§ **TASK INPUT**:
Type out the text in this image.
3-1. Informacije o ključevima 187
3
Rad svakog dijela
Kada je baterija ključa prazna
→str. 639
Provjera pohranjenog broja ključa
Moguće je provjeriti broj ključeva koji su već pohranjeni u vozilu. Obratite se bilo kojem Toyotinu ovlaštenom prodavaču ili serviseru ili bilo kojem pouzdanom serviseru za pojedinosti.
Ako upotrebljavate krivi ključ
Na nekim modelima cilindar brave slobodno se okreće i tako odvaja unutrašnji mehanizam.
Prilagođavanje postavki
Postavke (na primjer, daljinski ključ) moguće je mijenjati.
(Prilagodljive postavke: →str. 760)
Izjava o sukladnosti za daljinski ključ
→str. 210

---

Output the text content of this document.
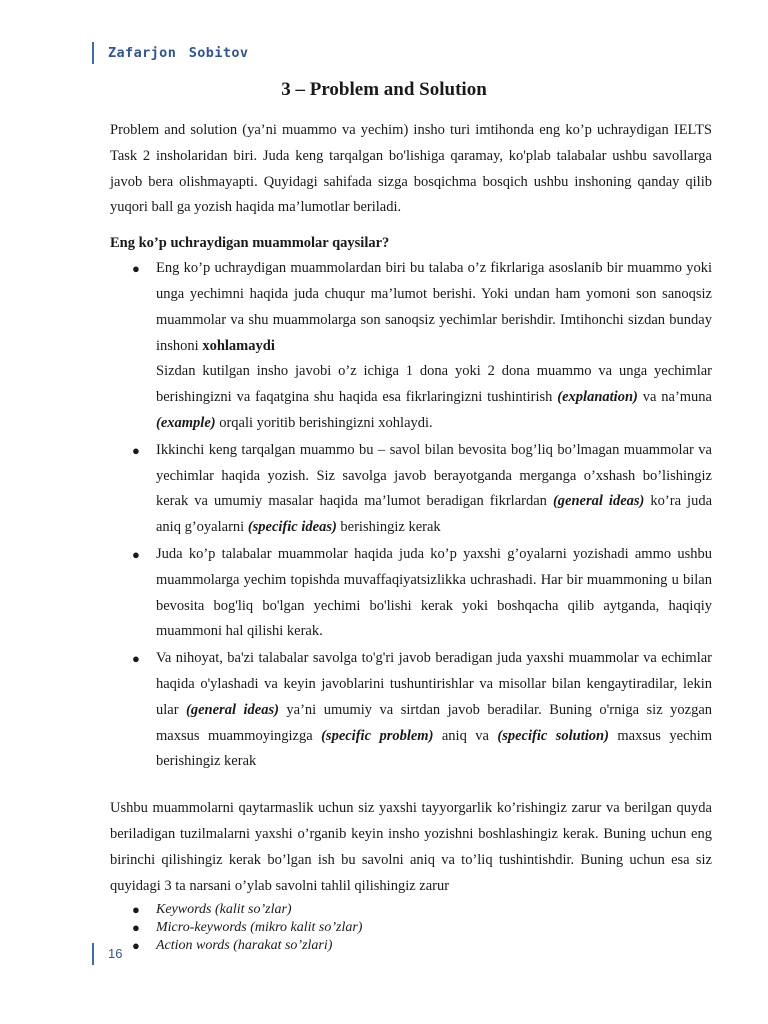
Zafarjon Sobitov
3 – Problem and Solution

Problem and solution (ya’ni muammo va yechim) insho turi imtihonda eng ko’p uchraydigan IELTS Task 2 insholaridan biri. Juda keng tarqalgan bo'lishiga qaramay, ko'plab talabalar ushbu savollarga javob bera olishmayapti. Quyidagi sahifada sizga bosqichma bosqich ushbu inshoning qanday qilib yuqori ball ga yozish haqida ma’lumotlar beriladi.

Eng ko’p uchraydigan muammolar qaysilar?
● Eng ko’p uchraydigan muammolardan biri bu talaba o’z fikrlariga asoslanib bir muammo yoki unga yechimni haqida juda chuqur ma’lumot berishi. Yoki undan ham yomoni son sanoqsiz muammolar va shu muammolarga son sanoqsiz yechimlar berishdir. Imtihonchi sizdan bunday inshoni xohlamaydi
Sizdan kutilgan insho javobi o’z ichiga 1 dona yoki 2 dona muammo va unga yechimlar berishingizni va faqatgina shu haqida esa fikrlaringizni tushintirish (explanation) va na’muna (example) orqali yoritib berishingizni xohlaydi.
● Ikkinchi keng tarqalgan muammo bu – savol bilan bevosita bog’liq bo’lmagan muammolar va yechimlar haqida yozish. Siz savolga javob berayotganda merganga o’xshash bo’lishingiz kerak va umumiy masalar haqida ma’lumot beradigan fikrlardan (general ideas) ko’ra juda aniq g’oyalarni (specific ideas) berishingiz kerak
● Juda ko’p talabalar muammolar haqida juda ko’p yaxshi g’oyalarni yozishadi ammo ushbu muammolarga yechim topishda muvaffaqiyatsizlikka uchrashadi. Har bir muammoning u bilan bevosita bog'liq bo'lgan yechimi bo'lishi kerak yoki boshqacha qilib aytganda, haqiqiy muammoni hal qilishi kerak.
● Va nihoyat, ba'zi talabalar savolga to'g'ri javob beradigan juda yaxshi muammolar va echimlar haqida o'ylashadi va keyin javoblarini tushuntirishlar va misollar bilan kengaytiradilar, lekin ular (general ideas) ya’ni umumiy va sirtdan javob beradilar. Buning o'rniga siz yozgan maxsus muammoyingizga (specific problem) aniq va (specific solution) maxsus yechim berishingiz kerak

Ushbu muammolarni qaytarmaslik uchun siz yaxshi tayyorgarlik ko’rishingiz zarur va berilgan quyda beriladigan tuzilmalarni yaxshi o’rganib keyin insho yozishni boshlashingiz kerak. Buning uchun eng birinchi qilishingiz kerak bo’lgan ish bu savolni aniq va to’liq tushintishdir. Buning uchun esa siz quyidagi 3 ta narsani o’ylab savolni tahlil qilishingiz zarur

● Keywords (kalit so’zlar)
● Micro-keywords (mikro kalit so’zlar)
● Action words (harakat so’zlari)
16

§ **PROBLEM TO SOLVE**: What is the number of lines in the data that hold the string "this"? Answer with the number only.

§ **SOLUTION BELOW**: 2